YOUR INSTRUCTIONS:
Your task is to write out the complete listing exactly as it is shown.

Rows from a dataset

◆ ◆ ◆

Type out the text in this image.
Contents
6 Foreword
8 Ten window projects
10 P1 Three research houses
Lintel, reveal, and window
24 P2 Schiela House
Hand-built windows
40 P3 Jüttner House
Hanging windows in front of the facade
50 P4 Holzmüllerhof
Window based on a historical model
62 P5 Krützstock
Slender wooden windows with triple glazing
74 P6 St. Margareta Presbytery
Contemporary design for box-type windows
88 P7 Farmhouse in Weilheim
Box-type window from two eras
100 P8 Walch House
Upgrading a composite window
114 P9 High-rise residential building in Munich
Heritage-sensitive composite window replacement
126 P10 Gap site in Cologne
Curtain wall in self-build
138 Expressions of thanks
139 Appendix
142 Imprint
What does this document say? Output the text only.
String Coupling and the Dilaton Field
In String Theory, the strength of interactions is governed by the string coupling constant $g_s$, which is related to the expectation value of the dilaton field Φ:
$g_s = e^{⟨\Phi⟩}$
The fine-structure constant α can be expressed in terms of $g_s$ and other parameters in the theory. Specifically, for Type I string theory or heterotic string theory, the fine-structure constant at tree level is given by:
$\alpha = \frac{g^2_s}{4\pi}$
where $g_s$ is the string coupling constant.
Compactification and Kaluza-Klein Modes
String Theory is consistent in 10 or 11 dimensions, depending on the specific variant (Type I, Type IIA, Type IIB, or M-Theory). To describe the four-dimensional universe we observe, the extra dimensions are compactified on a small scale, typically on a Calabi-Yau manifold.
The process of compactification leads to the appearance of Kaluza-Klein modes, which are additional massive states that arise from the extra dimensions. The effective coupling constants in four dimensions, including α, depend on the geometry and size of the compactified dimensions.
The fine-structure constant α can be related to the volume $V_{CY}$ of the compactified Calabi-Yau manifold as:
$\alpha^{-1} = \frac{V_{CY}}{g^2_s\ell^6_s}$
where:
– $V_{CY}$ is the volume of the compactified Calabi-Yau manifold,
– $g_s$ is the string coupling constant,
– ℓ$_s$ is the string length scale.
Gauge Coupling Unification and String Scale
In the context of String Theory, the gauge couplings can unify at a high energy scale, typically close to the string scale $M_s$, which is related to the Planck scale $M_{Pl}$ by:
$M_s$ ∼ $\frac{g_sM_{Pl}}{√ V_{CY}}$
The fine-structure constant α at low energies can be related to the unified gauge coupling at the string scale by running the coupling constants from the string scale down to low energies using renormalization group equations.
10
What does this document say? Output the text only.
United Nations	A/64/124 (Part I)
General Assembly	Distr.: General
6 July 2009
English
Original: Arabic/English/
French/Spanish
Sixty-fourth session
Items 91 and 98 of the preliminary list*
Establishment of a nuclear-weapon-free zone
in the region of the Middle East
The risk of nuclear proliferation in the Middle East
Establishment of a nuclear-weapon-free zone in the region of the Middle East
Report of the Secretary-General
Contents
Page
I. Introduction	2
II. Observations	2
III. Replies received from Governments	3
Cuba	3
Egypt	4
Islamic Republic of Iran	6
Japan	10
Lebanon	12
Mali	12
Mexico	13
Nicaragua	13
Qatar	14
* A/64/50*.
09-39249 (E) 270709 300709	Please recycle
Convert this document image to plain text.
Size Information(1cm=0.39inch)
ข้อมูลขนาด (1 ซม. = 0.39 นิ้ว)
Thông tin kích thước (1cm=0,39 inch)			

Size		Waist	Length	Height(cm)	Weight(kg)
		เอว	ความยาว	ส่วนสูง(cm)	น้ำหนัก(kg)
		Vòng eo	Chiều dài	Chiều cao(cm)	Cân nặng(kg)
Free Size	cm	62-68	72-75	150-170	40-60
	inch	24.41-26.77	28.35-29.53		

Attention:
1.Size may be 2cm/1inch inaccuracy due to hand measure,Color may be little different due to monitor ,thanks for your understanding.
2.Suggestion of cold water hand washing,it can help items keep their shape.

◆ ◆ ◆

ANSWER:
Type out the text in this image.
Contents
6 Foreword
8 Ten window projects
10 P1 Three research houses
Lintel, reveal, and window
24 P2 Schiela House
Hand-built windows
40 P3 Jüttner House
Hanging windows in front of the facade
50 P4 Holzmüllerhof
Window based on a historical model
62 P5 Krützstock
Slender wooden windows with triple glazing
74 P6 St. Margareta Presbytery
Contemporary design for box-type windows
88 P7 Farmhouse in Weilheim
Box-type window from two eras
100 P8 Walch House
Upgrading a composite window
114 P9 High-rise residential building in Munich
Heritage-sensitive composite window replacement
126 P10 Gap site in Cologne
Curtain wall in self-build
138 Expressions of thanks
139 Appendix
142 Imprint
What does this document say? Output the text only.
String Coupling and the Dilaton Field
In String Theory, the strength of interactions is governed by the string coupling constant $g_s$, which is related to the expectation value of the dilaton field Φ:
$g_s = e^{⟨\Phi⟩}$
The fine-structure constant α can be expressed in terms of $g_s$ and other parameters in the theory. Specifically, for Type I string theory or heterotic string theory, the fine-structure constant at tree level is given by:
$\alpha = \frac{g^2_s}{4\pi}$
where $g_s$ is the string coupling constant.
Compactification and Kaluza-Klein Modes
String Theory is consistent in 10 or 11 dimensions, depending on the specific variant (Type I, Type IIA, Type IIB, or M-Theory). To describe the four-dimensional universe we observe, the extra dimensions are compactified on a small scale, typically on a Calabi-Yau manifold.
The process of compactification leads to the appearance of Kaluza-Klein modes, which are additional massive states that arise from the extra dimensions. The effective coupling constants in four dimensions, including α, depend on the geometry and size of the compactified dimensions.
The fine-structure constant α can be related to the volume $V_{CY}$ of the compactified Calabi-Yau manifold as:
$\alpha^{-1} = \frac{V_{CY}}{g^2_s\ell^6_s}$
where:
– $V_{CY}$ is the volume of the compactified Calabi-Yau manifold,
– $g_s$ is the string coupling constant,
– ℓ$_s$ is the string length scale.
Gauge Coupling Unification and String Scale
In the context of String Theory, the gauge couplings can unify at a high energy scale, typically close to the string scale $M_s$, which is related to the Planck scale $M_{Pl}$ by:
$M_s$ ∼ $\frac{g_sM_{Pl}}{√ V_{CY}}$
The fine-structure constant α at low energies can be related to the unified gauge coupling at the string scale by running the coupling constants from the string scale down to low energies using renormalization group equations.
10
What does this document say? Output the text only.
United Nations	A/64/124 (Part I)
General Assembly	Distr.: General
6 July 2009
English
Original: Arabic/English/
French/Spanish
Sixty-fourth session
Items 91 and 98 of the preliminary list*
Establishment of a nuclear-weapon-free zone
in the region of the Middle East
The risk of nuclear proliferation in the Middle East
Establishment of a nuclear-weapon-free zone in the region of the Middle East
Report of the Secretary-General
Contents
Page
I. Introduction	2
II. Observations	2
III. Replies received from Governments	3
Cuba	3
Egypt	4
Islamic Republic of Iran	6
Japan	10
Lebanon	12
Mali	12
Mexico	13
Nicaragua	13
Qatar	14
* A/64/50*.
09-39249 (E) 270709 300709	Please recycle
Convert this document image to plain text.
Size Information(1cm=0.39inch)
ข้อมูลขนาด (1 ซม. = 0.39 นิ้ว)
Thông tin kích thước (1cm=0,39 inch)			

Size		Waist	Length	Height(cm)	Weight(kg)
		เอว	ความยาว	ส่วนสูง(cm)	น้ำหนัก(kg)
		Vòng eo	Chiều dài	Chiều cao(cm)	Cân nặng(kg)
Free Size	cm	62-68	72-75	150-170	40-60
	inch	24.41-26.77	28.35-29.53		

Attention:
1.Size may be 2cm/1inch inaccuracy due to hand measure,Color may be little different due to monitor ,thanks for your understanding.
2.Suggestion of cold water hand washing,it can help items keep their shape.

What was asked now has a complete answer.